__TASKS AND EXERCISES__
**1.** In the librados QoS thread, write out the stretch from "On Mon, 18 Dec" through "and Varman 2010.".
**2.** Summarize the librados QoS thread in two sentences.

Re: Add dmclock QoS client calls to librados -- request for comments

Sage Weil <sage@xxxxxxxxxxxx> · Tue, 19 Dec 2017 16:13:09 +0000 (UTC)

Hi Eric,

On Mon, 18 Dec 2017, J. Eric Ivancich wrote:
> We are asking the Ceph community to provide their thoughts on this
> draft proposal for expanding the librados API with calls that would
> allow clients to specify QoS (quality of service) parameters for
> their operations.
> 
> We have an on-going effort to provide Ceph users with more options to
> manage QoS. With the release of Luminous we introduced access to a
> prototype of the mclock QoS algorithm for queuing operations by class
> of operation and either differentiating clients or treating them as a
> unit. Although not yet integrated, the library we're using supports
> dmClock, a distributed version of mClock. Both are documented in
> _mClock: Handling Throughput Variability for Hypervisor IO Scheduling_
> by Gulati, Merchant, and Varman 2010.
> 
> In order to offer greater flexibility, we'd like to move forward with
> providing clients with the ability to use different QoS parameters. We
> are keeping our options open w.r.t. the ultimate set of algorithm(s)
> we'll use. The mClock/dmClock algorithm allows a "client", which we
> can interpret broadly, to set a minimum ops/sec (reservation) and a
> maximum ops/sec (limit). Furthermore a "client" can also define a
> weight (a.k.a.  priority), which is a scalar value to determine
> relative weighting.
> 
> We think reservation, limit, and weight are sufficiently generic that
> we'd be able to use or adapt them other QoS algorithms we may try or
> use in the future.
> 
> [To give you a sense of how broadly we can interpret "client", we
> currently have code that interprets classes of operations (e.g.,
> background replication or background snap-trimming) as a client.]
> 
> == Units ==
> 
> One key difference we're considering, however, is changing the unit
> that reservations and limits are expressed in from ops/sec to
> something more appropriate for Ceph. Operations have payloads of
> different sizes and will therefore take different amounts of time, and
> that should be factored in. We might refer to this as the "cost" of
> the operation. And the cost is not linear with the size of the
> payload. For example, a write of 4 MB might only take 20 times as long
> as a write of 4 KB even though the sizes differ by a factor of
> 1000. Using cost would allow us to, for example, achieve a fairer
> prioritization of a client doing many small writes against a client
> that's doing a few larger writes.

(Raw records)
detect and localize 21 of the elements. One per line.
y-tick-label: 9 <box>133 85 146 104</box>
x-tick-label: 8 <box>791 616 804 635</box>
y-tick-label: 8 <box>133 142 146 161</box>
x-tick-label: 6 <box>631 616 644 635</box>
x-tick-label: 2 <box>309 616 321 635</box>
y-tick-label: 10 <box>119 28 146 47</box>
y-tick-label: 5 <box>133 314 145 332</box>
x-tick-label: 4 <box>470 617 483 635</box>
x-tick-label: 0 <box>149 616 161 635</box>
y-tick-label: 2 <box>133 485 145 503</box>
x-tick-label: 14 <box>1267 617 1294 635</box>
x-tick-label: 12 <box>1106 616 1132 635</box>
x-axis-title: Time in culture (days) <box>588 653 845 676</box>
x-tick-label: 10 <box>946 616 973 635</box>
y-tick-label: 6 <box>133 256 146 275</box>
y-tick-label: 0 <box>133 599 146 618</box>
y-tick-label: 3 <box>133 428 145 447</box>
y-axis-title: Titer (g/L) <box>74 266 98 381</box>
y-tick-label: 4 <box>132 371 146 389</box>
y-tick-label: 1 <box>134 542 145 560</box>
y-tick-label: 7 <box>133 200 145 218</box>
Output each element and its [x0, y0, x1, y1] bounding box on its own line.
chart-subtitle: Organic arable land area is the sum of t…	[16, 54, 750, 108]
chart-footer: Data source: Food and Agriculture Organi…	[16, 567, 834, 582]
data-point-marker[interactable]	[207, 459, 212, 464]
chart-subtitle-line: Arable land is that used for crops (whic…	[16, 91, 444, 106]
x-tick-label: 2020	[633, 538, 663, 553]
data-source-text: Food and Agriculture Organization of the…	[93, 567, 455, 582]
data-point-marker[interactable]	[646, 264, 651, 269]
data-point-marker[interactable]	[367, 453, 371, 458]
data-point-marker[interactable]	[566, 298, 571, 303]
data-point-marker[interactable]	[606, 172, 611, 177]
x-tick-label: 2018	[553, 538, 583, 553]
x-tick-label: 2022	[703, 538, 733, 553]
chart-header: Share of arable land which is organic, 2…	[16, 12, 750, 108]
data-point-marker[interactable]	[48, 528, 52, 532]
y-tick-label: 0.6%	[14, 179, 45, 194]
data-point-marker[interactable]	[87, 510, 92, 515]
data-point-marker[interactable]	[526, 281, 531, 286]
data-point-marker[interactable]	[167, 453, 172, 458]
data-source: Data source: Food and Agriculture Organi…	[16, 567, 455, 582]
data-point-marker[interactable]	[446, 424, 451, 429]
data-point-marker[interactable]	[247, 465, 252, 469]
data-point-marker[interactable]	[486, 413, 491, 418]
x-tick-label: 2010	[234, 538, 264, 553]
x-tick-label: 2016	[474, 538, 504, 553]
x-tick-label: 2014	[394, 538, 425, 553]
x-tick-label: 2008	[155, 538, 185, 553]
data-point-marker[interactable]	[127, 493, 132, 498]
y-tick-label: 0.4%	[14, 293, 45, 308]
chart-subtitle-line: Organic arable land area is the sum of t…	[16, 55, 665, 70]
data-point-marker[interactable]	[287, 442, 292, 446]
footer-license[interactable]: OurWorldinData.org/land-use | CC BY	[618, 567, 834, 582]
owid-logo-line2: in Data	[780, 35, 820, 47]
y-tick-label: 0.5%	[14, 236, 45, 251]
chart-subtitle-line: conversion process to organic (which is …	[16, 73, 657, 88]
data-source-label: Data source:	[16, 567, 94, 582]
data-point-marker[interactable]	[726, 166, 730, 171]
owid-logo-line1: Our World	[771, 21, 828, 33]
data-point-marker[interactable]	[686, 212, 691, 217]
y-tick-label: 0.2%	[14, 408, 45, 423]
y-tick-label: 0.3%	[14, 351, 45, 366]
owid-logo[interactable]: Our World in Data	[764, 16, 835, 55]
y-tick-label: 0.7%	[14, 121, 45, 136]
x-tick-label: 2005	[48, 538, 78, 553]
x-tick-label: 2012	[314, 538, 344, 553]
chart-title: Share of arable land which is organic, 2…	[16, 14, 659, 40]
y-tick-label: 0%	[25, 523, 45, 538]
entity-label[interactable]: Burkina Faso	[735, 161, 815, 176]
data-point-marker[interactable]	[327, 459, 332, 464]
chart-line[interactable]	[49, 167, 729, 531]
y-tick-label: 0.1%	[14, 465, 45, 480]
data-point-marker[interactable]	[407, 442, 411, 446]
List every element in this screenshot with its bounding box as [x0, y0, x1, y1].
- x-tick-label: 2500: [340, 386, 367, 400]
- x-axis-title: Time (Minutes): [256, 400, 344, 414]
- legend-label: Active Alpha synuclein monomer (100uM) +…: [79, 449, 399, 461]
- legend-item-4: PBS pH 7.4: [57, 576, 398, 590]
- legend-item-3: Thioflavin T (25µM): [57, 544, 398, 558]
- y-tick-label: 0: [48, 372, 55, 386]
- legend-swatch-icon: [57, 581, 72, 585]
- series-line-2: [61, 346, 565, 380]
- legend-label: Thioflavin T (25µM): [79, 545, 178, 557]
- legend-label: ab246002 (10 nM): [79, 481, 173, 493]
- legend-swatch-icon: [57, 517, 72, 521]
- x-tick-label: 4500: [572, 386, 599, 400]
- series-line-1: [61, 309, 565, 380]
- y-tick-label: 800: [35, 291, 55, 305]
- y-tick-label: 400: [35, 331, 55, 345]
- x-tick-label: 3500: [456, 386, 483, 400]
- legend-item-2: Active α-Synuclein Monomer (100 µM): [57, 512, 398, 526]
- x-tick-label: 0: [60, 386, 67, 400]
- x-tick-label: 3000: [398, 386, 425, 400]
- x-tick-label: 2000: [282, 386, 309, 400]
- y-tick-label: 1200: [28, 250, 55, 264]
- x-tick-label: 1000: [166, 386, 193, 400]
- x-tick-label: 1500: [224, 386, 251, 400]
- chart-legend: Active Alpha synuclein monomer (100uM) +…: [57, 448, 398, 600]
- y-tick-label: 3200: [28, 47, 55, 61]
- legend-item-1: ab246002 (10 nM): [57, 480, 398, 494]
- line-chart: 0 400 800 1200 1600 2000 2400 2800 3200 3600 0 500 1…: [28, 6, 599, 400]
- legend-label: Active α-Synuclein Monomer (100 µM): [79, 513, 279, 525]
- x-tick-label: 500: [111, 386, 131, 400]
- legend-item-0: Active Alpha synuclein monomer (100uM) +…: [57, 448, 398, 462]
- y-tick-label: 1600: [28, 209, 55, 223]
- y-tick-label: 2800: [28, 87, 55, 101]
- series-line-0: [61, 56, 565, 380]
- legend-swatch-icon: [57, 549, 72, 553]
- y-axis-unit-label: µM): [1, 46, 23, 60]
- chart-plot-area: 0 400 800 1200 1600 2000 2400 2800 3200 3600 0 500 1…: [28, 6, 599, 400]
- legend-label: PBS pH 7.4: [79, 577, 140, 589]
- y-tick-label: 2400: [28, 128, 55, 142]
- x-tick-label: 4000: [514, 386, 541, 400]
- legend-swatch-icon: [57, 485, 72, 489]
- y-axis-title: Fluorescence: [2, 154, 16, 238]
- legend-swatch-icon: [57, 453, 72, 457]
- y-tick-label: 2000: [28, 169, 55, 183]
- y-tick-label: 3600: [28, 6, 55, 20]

__ANSWERS TO THE TASKS__
**1.**
On Mon, 18 Dec 2017, J. Eric Ivancich wrote:
> We are asking the Ceph community to provide their thoughts on this
> draft proposal for expanding the librados API with calls that would
> allow clients to specify QoS (quality of service) parameters for
> their operations.
> 
> We have an on-going effort to provide Ceph users with more options to
> manage QoS. With the release of Luminous we introduced access to a
> prototype of the mclock QoS algorithm for queuing operations by class
> of operation and either differentiating clients or treating them as a
> unit. Although not yet integrated, the library we're using supports
> dmClock, a distributed version of mClock. Both are documented in
> _mClock: Handling Throughput Variability for Hypervisor IO Scheduling_
> by Gulati, Merchant, and Varman 2010.

**2.** The message quotes a draft proposal to expand the librados API so clients can specify QoS parameters for their operations, building on the mClock prototype introduced with Luminous. The proposal treats reservation, limit, and weight as generic parameters and considers changing their unit from ops/sec to an operation "cost" that reflects payload size, since cost is not linear with size.